JOB:
Reproduce the listing below in full and without alteration, apart from its pictures.

|---|

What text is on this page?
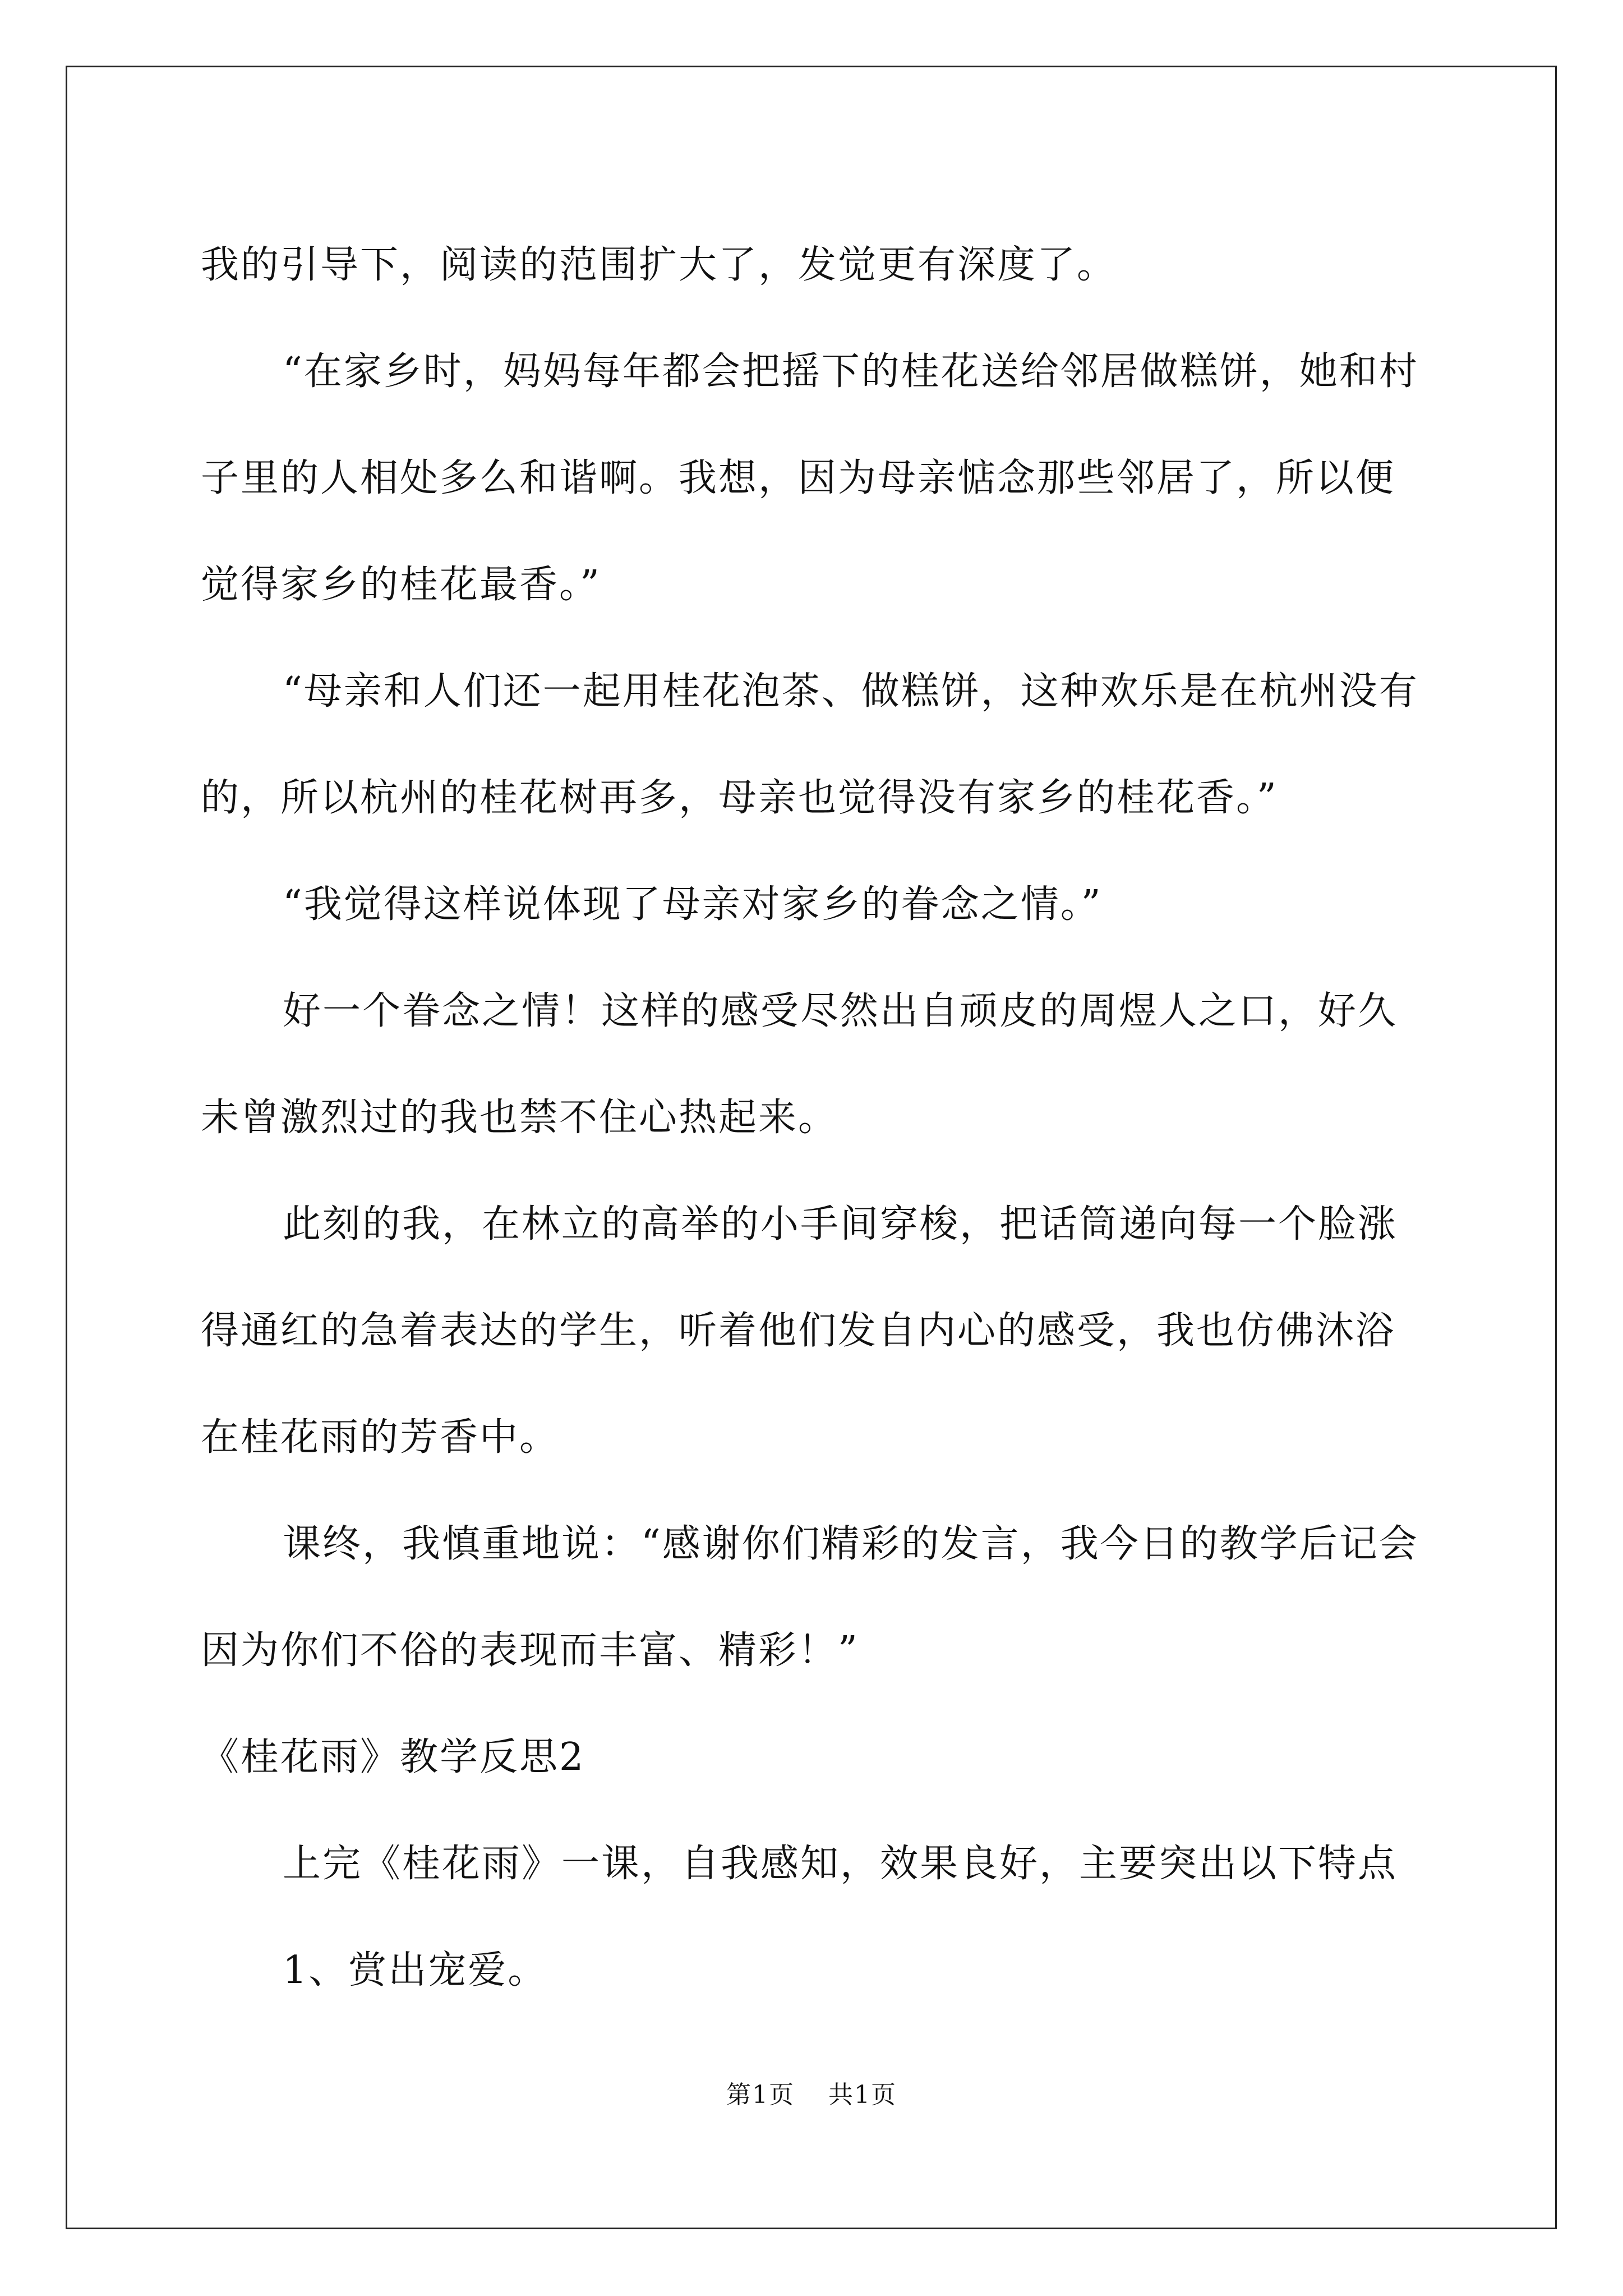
我的引导下，阅读的范围扩大了，发觉更有深度了。

“在家乡时，妈妈每年都会把摇下的桂花送给邻居做糕饼，她和村子里的人相处多么和谐啊。我想，因为母亲惦念那些邻居了，所以便觉得家乡的桂花最香。”

“母亲和人们还一起用桂花泡茶、做糕饼，这种欢乐是在杭州没有的，所以杭州的桂花树再多，母亲也觉得没有家乡的桂花香。”

“我觉得这样说体现了母亲对家乡的眷念之情。”

好一个眷念之情！这样的感受尽然出自顽皮的周煜人之口，好久未曾激烈过的我也禁不住心热起来。

此刻的我，在林立的高举的小手间穿梭，把话筒递向每一个脸涨得通红的急着表达的学生，听着他们发自内心的感受，我也仿佛沐浴在桂花雨的芳香中。

课终，我慎重地说：“感谢你们精彩的发言，我今日的教学后记会因为你们不俗的表现而丰富、精彩！”

《桂花雨》教学反思2

上完《桂花雨》一课，自我感知，效果良好，主要突出以下特点

1、赏出宠爱。

第1页 共1页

|---|

EXERCISE RESULT:
What text is on this page?
我的引导下，阅读的范围扩大了，发觉更有深度了。

“在家乡时，妈妈每年都会把摇下的桂花送给邻居做糕饼，她和村子里的人相处多么和谐啊。我想，因为母亲惦念那些邻居了，所以便觉得家乡的桂花最香。”

“母亲和人们还一起用桂花泡茶、做糕饼，这种欢乐是在杭州没有的，所以杭州的桂花树再多，母亲也觉得没有家乡的桂花香。”

“我觉得这样说体现了母亲对家乡的眷念之情。”

好一个眷念之情！这样的感受尽然出自顽皮的周煜人之口，好久未曾激烈过的我也禁不住心热起来。

此刻的我，在林立的高举的小手间穿梭，把话筒递向每一个脸涨得通红的急着表达的学生，听着他们发自内心的感受，我也仿佛沐浴在桂花雨的芳香中。

课终，我慎重地说：“感谢你们精彩的发言，我今日的教学后记会因为你们不俗的表现而丰富、精彩！”

《桂花雨》教学反思2

上完《桂花雨》一课，自我感知，效果良好，主要突出以下特点

1、赏出宠爱。

第1页 共1页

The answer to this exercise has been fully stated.